::: Data extract
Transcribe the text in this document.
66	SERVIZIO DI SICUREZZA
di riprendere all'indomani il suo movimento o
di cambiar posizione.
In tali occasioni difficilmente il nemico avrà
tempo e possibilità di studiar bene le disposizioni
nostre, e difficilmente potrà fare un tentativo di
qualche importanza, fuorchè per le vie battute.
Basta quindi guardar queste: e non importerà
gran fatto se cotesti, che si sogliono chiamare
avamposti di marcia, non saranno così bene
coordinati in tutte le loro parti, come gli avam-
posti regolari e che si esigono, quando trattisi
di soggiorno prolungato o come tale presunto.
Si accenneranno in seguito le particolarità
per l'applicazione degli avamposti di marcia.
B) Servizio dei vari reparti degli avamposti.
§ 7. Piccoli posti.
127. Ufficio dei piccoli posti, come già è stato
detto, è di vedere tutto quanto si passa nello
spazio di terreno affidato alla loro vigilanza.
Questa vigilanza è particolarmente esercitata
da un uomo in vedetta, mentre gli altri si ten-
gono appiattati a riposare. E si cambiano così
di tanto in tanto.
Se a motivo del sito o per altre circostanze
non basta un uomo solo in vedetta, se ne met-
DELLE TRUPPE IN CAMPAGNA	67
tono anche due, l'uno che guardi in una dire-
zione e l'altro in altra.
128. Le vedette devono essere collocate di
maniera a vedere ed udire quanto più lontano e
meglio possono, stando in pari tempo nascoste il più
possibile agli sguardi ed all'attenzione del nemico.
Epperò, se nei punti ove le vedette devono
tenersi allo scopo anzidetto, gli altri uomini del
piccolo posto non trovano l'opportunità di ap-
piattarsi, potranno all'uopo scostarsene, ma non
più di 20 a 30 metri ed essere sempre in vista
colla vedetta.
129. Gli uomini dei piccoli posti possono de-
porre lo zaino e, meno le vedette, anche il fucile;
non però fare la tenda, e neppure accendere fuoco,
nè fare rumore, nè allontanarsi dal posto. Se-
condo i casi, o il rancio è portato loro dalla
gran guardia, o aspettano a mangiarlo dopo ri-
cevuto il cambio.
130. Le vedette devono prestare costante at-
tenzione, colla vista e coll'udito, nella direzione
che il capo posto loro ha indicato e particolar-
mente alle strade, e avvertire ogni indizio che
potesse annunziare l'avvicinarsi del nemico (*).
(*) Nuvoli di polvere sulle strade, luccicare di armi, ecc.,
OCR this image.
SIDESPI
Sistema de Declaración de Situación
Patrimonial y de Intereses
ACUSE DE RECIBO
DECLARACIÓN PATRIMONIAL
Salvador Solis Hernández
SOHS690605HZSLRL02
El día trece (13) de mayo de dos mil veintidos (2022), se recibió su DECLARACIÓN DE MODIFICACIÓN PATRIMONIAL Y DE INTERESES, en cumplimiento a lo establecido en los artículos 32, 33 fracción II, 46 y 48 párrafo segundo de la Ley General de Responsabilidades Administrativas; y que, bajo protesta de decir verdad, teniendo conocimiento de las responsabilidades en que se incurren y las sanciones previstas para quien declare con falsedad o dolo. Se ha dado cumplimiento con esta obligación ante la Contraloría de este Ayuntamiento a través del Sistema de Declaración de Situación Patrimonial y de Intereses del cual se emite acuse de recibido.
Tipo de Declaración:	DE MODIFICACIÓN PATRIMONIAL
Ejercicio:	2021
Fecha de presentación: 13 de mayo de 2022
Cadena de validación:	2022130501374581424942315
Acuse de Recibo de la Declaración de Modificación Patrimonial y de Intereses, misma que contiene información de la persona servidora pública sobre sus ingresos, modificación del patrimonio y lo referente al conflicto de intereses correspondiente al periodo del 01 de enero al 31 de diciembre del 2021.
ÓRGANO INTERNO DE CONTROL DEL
::::::
What the task requires: Exactly reproduce all of the entries above.

In response:
Transcribe the text in this document.
66	SERVIZIO DI SICUREZZA
di riprendere all'indomani il suo movimento o
di cambiar posizione.
In tali occasioni difficilmente il nemico avrà
tempo e possibilità di studiar bene le disposizioni
nostre, e difficilmente potrà fare un tentativo di
qualche importanza, fuorchè per le vie battute.
Basta quindi guardar queste: e non importerà
gran fatto se cotesti, che si sogliono chiamare
avamposti di marcia, non saranno così bene
coordinati in tutte le loro parti, come gli avam-
posti regolari e che si esigono, quando trattisi
di soggiorno prolungato o come tale presunto.
Si accenneranno in seguito le particolarità
per l'applicazione degli avamposti di marcia.
B) Servizio dei vari reparti degli avamposti.
§ 7. Piccoli posti.
127. Ufficio dei piccoli posti, come già è stato
detto, è di vedere tutto quanto si passa nello
spazio di terreno affidato alla loro vigilanza.
Questa vigilanza è particolarmente esercitata
da un uomo in vedetta, mentre gli altri si ten-
gono appiattati a riposare. E si cambiano così
di tanto in tanto.
Se a motivo del sito o per altre circostanze
non basta un uomo solo in vedetta, se ne met-
DELLE TRUPPE IN CAMPAGNA	67
tono anche due, l'uno che guardi in una dire-
zione e l'altro in altra.
128. Le vedette devono essere collocate di
maniera a vedere ed udire quanto più lontano e
meglio possono, stando in pari tempo nascoste il più
possibile agli sguardi ed all'attenzione del nemico.
Epperò, se nei punti ove le vedette devono
tenersi allo scopo anzidetto, gli altri uomini del
piccolo posto non trovano l'opportunità di ap-
piattarsi, potranno all'uopo scostarsene, ma non
più di 20 a 30 metri ed essere sempre in vista
colla vedetta.
129. Gli uomini dei piccoli posti possono de-
porre lo zaino e, meno le vedette, anche il fucile;
non però fare la tenda, e neppure accendere fuoco,
nè fare rumore, nè allontanarsi dal posto. Se-
condo i casi, o il rancio è portato loro dalla
gran guardia, o aspettano a mangiarlo dopo ri-
cevuto il cambio.
130. Le vedette devono prestare costante at-
tenzione, colla vista e coll'udito, nella direzione
che il capo posto loro ha indicato e particolar-
mente alle strade, e avvertire ogni indizio che
potesse annunziare l'avvicinarsi del nemico (*).
(*) Nuvoli di polvere sulle strade, luccicare di armi, ecc.,
OCR this image.
SIDESPI
Sistema de Declaración de Situación
Patrimonial y de Intereses
ACUSE DE RECIBO
DECLARACIÓN PATRIMONIAL
Salvador Solis Hernández
SOHS690605HZSLRL02
El día trece (13) de mayo de dos mil veintidos (2022), se recibió su DECLARACIÓN DE MODIFICACIÓN PATRIMONIAL Y DE INTERESES, en cumplimiento a lo establecido en los artículos 32, 33 fracción II, 46 y 48 párrafo segundo de la Ley General de Responsabilidades Administrativas; y que, bajo protesta de decir verdad, teniendo conocimiento de las responsabilidades en que se incurren y las sanciones previstas para quien declare con falsedad o dolo. Se ha dado cumplimiento con esta obligación ante la Contraloría de este Ayuntamiento a través del Sistema de Declaración de Situación Patrimonial y de Intereses del cual se emite acuse de recibido.
Tipo de Declaración:	DE MODIFICACIÓN PATRIMONIAL
Ejercicio:	2021
Fecha de presentación: 13 de mayo de 2022
Cadena de validación:	2022130501374581424942315
Acuse de Recibo de la Declaración de Modificación Patrimonial y de Intereses, misma que contiene información de la persona servidora pública sobre sus ingresos, modificación del patrimonio y lo referente al conflicto de intereses correspondiente al periodo del 01 de enero al 31 de diciembre del 2021.
ÓRGANO INTERNO DE CONTROL DEL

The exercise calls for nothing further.